What you will do ::
Print each line of the listing once more, precisely as given.

Items ::

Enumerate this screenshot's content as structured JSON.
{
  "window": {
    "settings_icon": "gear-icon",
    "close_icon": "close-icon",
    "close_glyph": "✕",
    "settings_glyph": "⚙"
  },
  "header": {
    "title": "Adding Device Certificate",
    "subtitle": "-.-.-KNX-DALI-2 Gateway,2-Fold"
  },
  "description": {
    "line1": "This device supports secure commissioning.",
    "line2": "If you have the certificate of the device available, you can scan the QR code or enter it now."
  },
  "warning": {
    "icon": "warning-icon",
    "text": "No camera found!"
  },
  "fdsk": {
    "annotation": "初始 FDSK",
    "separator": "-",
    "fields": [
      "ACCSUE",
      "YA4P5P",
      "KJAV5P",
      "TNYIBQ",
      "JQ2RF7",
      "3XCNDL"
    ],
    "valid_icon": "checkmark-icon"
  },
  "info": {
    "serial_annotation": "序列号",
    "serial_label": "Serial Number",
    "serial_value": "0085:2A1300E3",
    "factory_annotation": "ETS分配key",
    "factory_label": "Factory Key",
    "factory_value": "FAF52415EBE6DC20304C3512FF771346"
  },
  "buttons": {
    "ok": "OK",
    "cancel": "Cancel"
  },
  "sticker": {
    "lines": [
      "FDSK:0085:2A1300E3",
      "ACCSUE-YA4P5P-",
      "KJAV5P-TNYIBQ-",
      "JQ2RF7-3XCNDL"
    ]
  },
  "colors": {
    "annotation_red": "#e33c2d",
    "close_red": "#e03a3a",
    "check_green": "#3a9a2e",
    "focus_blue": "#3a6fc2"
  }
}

Problem solution ::
Enumerate this screenshot's content as structured JSON.
{
  "window": {
    "settings_icon": "gear-icon",
    "close_icon": "close-icon",
    "close_glyph": "✕",
    "settings_glyph": "⚙"
  },
  "header": {
    "title": "Adding Device Certificate",
    "subtitle": "-.-.-KNX-DALI-2 Gateway,2-Fold"
  },
  "description": {
    "line1": "This device supports secure commissioning.",
    "line2": "If you have the certificate of the device available, you can scan the QR code or enter it now."
  },
  "warning": {
    "icon": "warning-icon",
    "text": "No camera found!"
  },
  "fdsk": {
    "annotation": "初始 FDSK",
    "separator": "-",
    "fields": [
      "ACCSUE",
      "YA4P5P",
      "KJAV5P",
      "TNYIBQ",
      "JQ2RF7",
      "3XCNDL"
    ],
    "valid_icon": "checkmark-icon"
  },
  "info": {
    "serial_annotation": "序列号",
    "serial_label": "Serial Number",
    "serial_value": "0085:2A1300E3",
    "factory_annotation": "ETS分配key",
    "factory_label": "Factory Key",
    "factory_value": "FAF52415EBE6DC20304C3512FF771346"
  },
  "buttons": {
    "ok": "OK",
    "cancel": "Cancel"
  },
  "sticker": {
    "lines": [
      "FDSK:0085:2A1300E3",
      "ACCSUE-YA4P5P-",
      "KJAV5P-TNYIBQ-",
      "JQ2RF7-3XCNDL"
    ]
  },
  "colors": {
    "annotation_red": "#e33c2d",
    "close_red": "#e03a3a",
    "check_green": "#3a9a2e",
    "focus_blue": "#3a6fc2"
  }
}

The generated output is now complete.